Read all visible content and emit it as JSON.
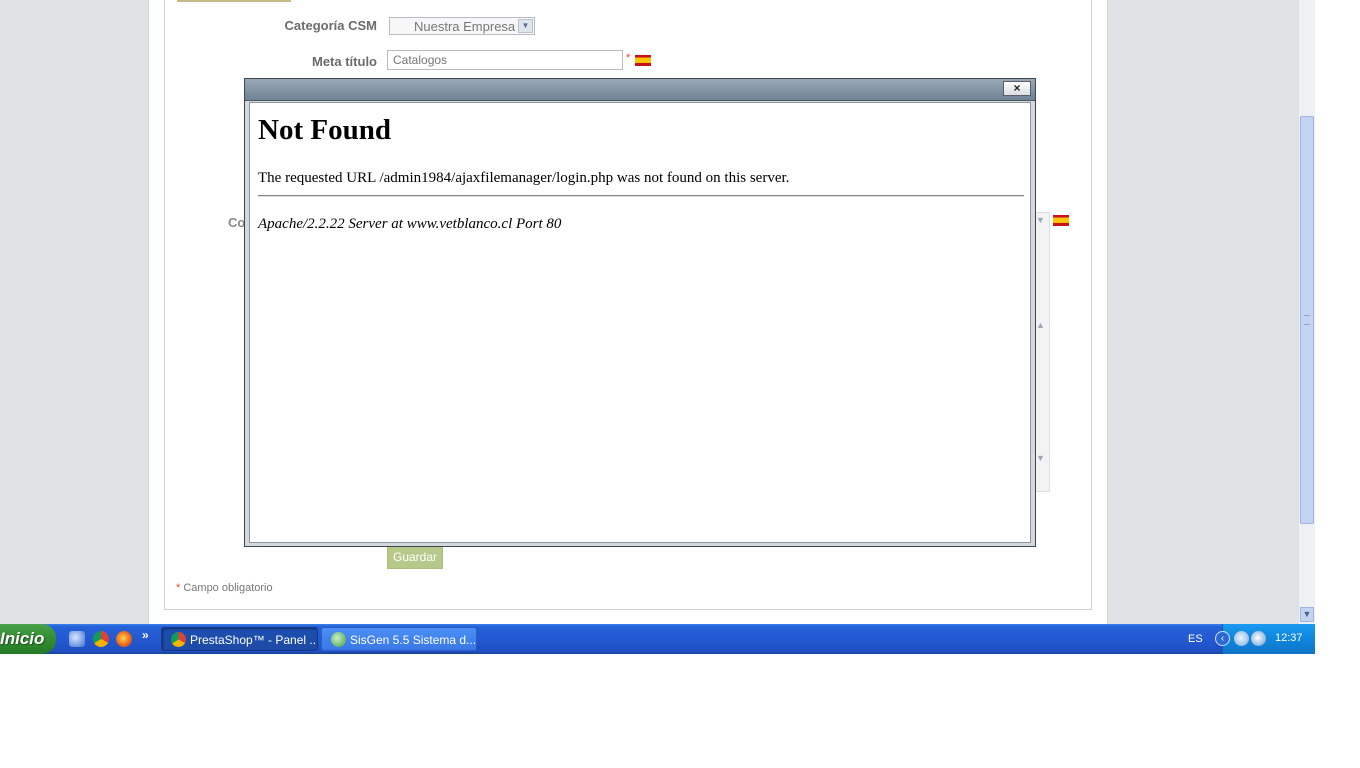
{
  "form": {
    "category_label": "Categoría CSM",
    "category_value": "Nuestra Empresa",
    "meta_title_label": "Meta título",
    "meta_title_value": "Catalogos",
    "required_mark": "*",
    "partial_label": "Co",
    "save_label": "Guardar",
    "footnote_star": "*",
    "footnote_text": "Campo obligatorio"
  },
  "dialog": {
    "close_glyph": "×",
    "heading": "Not Found",
    "message": "The requested URL /admin1984/ajaxfilemanager/login.php was not found on this server.",
    "server_signature": "Apache/2.2.22 Server at www.vetblanco.cl Port 80"
  },
  "taskbar": {
    "start_label": "Inicio",
    "more_glyph": "»",
    "tasks": [
      {
        "label": "PrestaShop™ - Panel ...",
        "icon": "chrome-icon"
      },
      {
        "label": "SisGen 5.5  Sistema d...",
        "icon": "sisgen-icon"
      }
    ],
    "language": "ES",
    "clock": "12:37"
  },
  "colors": {
    "accent_green": "#b7c98a",
    "taskbar_blue": "#2459d2",
    "required_red": "#e6412f"
  }
}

Exercise goal
Each record should be quoted exactly, with the images omitted.

Correct output
Read all visible content and emit it as JSON.
{
  "form": {
    "category_label": "Categoría CSM",
    "category_value": "Nuestra Empresa",
    "meta_title_label": "Meta título",
    "meta_title_value": "Catalogos",
    "required_mark": "*",
    "partial_label": "Co",
    "save_label": "Guardar",
    "footnote_star": "*",
    "footnote_text": "Campo obligatorio"
  },
  "dialog": {
    "close_glyph": "×",
    "heading": "Not Found",
    "message": "The requested URL /admin1984/ajaxfilemanager/login.php was not found on this server.",
    "server_signature": "Apache/2.2.22 Server at www.vetblanco.cl Port 80"
  },
  "taskbar": {
    "start_label": "Inicio",
    "more_glyph": "»",
    "tasks": [
      {
        "label": "PrestaShop™ - Panel ...",
        "icon": "chrome-icon"
      },
      {
        "label": "SisGen 5.5  Sistema d...",
        "icon": "sisgen-icon"
      }
    ],
    "language": "ES",
    "clock": "12:37"
  },
  "colors": {
    "accent_green": "#b7c98a",
    "taskbar_blue": "#2459d2",
    "required_red": "#e6412f"
  }
}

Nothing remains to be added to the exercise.